┏━━

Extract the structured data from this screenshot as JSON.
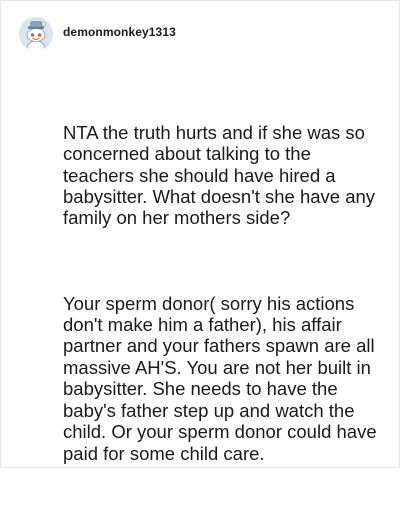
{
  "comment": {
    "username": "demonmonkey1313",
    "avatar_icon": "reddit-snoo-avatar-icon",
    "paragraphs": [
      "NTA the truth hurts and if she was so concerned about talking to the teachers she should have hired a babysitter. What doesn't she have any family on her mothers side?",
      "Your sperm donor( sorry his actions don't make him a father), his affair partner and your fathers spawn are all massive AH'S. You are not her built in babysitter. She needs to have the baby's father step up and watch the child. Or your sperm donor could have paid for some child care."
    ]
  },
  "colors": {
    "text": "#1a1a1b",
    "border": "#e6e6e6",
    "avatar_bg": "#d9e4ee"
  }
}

┗━━
┏━━

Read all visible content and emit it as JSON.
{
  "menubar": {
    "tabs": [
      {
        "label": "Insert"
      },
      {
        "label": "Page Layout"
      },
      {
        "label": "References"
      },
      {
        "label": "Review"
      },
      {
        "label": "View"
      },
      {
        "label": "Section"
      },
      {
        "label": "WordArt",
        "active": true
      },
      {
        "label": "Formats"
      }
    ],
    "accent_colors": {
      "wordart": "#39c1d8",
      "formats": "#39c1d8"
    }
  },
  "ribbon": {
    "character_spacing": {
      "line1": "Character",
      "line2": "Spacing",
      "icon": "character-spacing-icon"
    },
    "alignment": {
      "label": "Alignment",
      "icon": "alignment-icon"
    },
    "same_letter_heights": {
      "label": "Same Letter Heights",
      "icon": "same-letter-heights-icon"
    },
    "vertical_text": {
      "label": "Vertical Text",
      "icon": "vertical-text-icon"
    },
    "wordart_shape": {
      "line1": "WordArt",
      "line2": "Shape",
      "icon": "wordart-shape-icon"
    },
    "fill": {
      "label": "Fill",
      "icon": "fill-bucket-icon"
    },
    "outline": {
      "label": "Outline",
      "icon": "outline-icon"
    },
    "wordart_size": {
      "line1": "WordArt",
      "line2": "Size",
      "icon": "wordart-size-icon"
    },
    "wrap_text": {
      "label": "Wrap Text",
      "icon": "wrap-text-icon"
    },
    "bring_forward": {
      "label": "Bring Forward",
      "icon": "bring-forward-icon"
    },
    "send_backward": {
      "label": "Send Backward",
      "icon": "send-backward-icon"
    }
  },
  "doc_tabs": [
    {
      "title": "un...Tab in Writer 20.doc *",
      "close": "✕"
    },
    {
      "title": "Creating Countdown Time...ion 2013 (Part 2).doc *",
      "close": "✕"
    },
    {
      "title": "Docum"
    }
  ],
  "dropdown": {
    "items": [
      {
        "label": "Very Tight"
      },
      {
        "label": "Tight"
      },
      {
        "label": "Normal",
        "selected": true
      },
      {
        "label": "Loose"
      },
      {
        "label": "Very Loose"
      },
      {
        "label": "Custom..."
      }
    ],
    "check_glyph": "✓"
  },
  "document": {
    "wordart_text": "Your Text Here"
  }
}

┗━━

**Job:** Show all lines from the records above where the word "JSON" occurs.

**Task solution:**
Extract the structured data from this screenshot as JSON.
Read all visible content and emit it as JSON.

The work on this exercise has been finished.